Render every line of the items below as a Markdown table with the columns "Row" and "Line," numbering the rows and skipping blank lines. Omit the pictures.

[Records from a dataset]
-- start --

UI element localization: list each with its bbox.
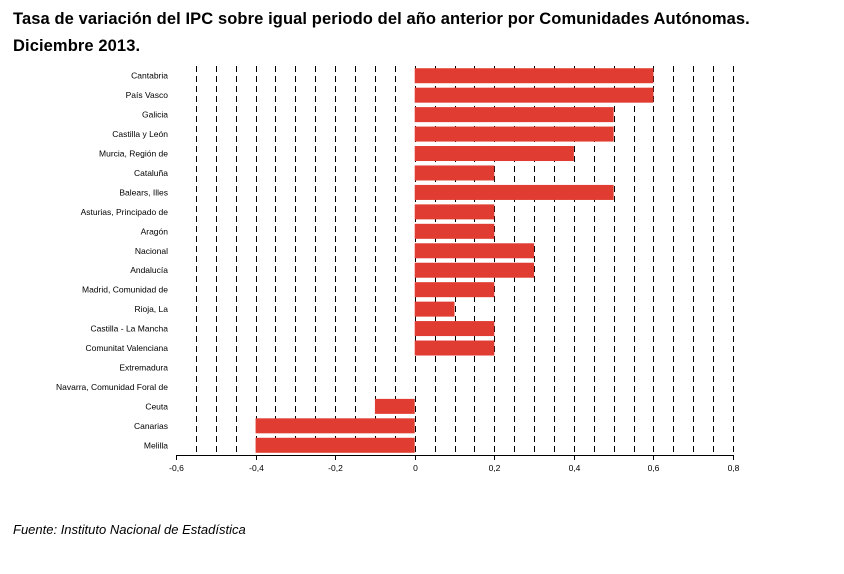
x-tick-label: -0,4 — [249, 463, 264, 473]
bar — [255, 437, 415, 453]
category-label: Aragón — [141, 226, 169, 236]
category-label: Ceuta — [145, 401, 168, 411]
bar — [414, 321, 495, 337]
x-tick-label: 0,4 — [569, 463, 581, 473]
bar — [414, 340, 495, 356]
x-tick-label: 0,2 — [489, 463, 501, 473]
category-label: Rioja, La — [134, 304, 168, 314]
bar — [414, 68, 654, 84]
x-tick-label: 0,8 — [728, 463, 740, 473]
x-tick-label: 0 — [413, 463, 418, 473]
category-label: Murcia, Región de — [99, 149, 168, 159]
category-label: Cataluña — [134, 168, 168, 178]
x-tick-label: -0,6 — [169, 463, 184, 473]
category-label: Andalucía — [130, 265, 168, 275]
source-note: Fuente: Instituto Nacional de Estadístic… — [13, 522, 246, 537]
bar — [414, 301, 455, 317]
bar — [414, 282, 495, 298]
x-tick-label: -0,2 — [328, 463, 343, 473]
bar — [414, 87, 654, 103]
category-labels: Cantabria País Vasco Galicia Castilla y Leó… — [56, 71, 168, 451]
category-label: País Vasco — [126, 90, 169, 100]
category-label: Balears, Illes — [119, 187, 168, 197]
category-label: Melilla — [144, 440, 168, 450]
bar — [414, 223, 495, 239]
x-axis: -0,6 -0,4 -0,2 0 0,2 0,4 0,6 0,8 — [169, 455, 740, 473]
category-label: Nacional — [135, 246, 168, 256]
chart-title: Tasa de variación del IPC sobre igual pe… — [13, 10, 750, 55]
bar — [414, 126, 614, 142]
category-label: Canarias — [134, 421, 168, 431]
bar — [414, 262, 535, 278]
category-label: Comunitat Valenciana — [85, 343, 168, 353]
category-label: Madrid, Comunidad de — [82, 285, 168, 295]
x-tick-label: 0,6 — [648, 463, 660, 473]
bar — [414, 184, 614, 200]
bar — [414, 204, 495, 220]
grid-lines — [196, 66, 734, 455]
bar — [414, 165, 495, 181]
category-label: Galicia — [142, 110, 168, 120]
category-label: Navarra, Comunidad Foral de — [56, 382, 168, 392]
category-label: Extremadura — [119, 362, 168, 372]
category-label: Castilla y León — [112, 129, 168, 139]
category-label: Cantabria — [131, 71, 168, 81]
bars — [255, 68, 654, 453]
bar — [414, 107, 614, 123]
category-label: Asturias, Principado de — [81, 207, 169, 217]
bar — [255, 418, 415, 434]
bar — [414, 146, 574, 162]
bar — [414, 243, 535, 259]
bar — [374, 398, 415, 414]
category-label: Castilla - La Mancha — [91, 324, 169, 334]
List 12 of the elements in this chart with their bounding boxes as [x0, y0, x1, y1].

-- end --

▶ _Full solution_:
| Row | Line |
|---|---|
| 1 | UI element localization: list each with its bbox. |
| 2 | x-tick-label: -0,4 — [249, 463, 264, 473] |
| 3 | bar — [255, 437, 415, 453] |
| 4 | category-label: Aragón — [141, 226, 169, 236] |
| 5 | category-label: Ceuta — [145, 401, 168, 411] |
| 6 | bar — [414, 321, 495, 337] |
| 7 | x-tick-label: 0,4 — [569, 463, 581, 473] |
| 8 | bar — [414, 340, 495, 356] |
| 9 | x-tick-label: 0,2 — [489, 463, 501, 473] |
| 10 | category-label: Rioja, La — [134, 304, 168, 314] |
| 11 | bar — [414, 68, 654, 84] |
| 12 | x-tick-label: 0,8 — [728, 463, 740, 473] |
| 13 | x-tick-label: 0 — [413, 463, 418, 473] |
| 14 | category-label: Murcia, Región de — [99, 149, 168, 159] |
| 15 | category-label: Cataluña — [134, 168, 168, 178] |
| 16 | x-tick-label: -0,6 — [169, 463, 184, 473] |
| 17 | category-label: Andalucía — [130, 265, 168, 275] |
| 18 | source-note: Fuente: Instituto Nacional de Estadístic… — [13, 522, 246, 537] |
| 19 | bar — [414, 301, 455, 317] |
| 20 | bar — [414, 282, 495, 298] |
| 21 | x-tick-label: -0,2 — [328, 463, 343, 473] |
| 22 | bar — [414, 87, 654, 103] |
| 23 | category-labels: Cantabria País Vasco Galicia Castilla y Leó… — [56, 71, 168, 451] |
| 24 | category-label: País Vasco — [126, 90, 169, 100] |
| 25 | category-label: Balears, Illes — [119, 187, 168, 197] |
| 26 | category-label: Melilla — [144, 440, 168, 450] |
| 27 | bar — [414, 223, 495, 239] |
| 28 | x-axis: -0,6 -0,4 -0,2 0 0,2 0,4 0,6 0,8 — [169, 455, 740, 473] |
| 29 | category-label: Nacional — [135, 246, 168, 256] |
| 30 | chart-title: Tasa de variación del IPC sobre igual pe… — [13, 10, 750, 55] |
| 31 | bar — [414, 126, 614, 142] |
| 32 | category-label: Canarias — [134, 421, 168, 431] |
| 33 | bar — [414, 262, 535, 278] |
| 34 | category-label: Comunitat Valenciana — [85, 343, 168, 353] |
| 35 | category-label: Madrid, Comunidad de — [82, 285, 168, 295] |
| 36 | x-tick-label: 0,6 — [648, 463, 660, 473] |
| 37 | bar — [414, 184, 614, 200] |
| 38 | bar — [414, 204, 495, 220] |
| 39 | grid-lines — [196, 66, 734, 455] |
| 40 | bar — [414, 165, 495, 181] |
| 41 | category-label: Galicia — [142, 110, 168, 120] |
| 42 | category-label: Navarra, Comunidad Foral de — [56, 382, 168, 392] |
| 43 | category-label: Extremadura — [119, 362, 168, 372] |
| 44 | category-label: Castilla y León — [112, 129, 168, 139] |
| 45 | category-label: Cantabria — [131, 71, 168, 81] |
| 46 | bars — [255, 68, 654, 453] |
| 47 | bar — [414, 107, 614, 123] |
| 48 | category-label: Asturias, Principado de — [81, 207, 169, 217] |
| 49 | bar — [255, 418, 415, 434] |
| 50 | bar — [414, 146, 574, 162] |
| 51 | bar — [414, 243, 535, 259] |
| 52 | bar — [374, 398, 415, 414] |
| 53 | category-label: Castilla - La Mancha — [91, 324, 169, 334] |
| 54 | List 12 of the elements in this chart with their bounding boxes as [x0, y0, x1, y1]. |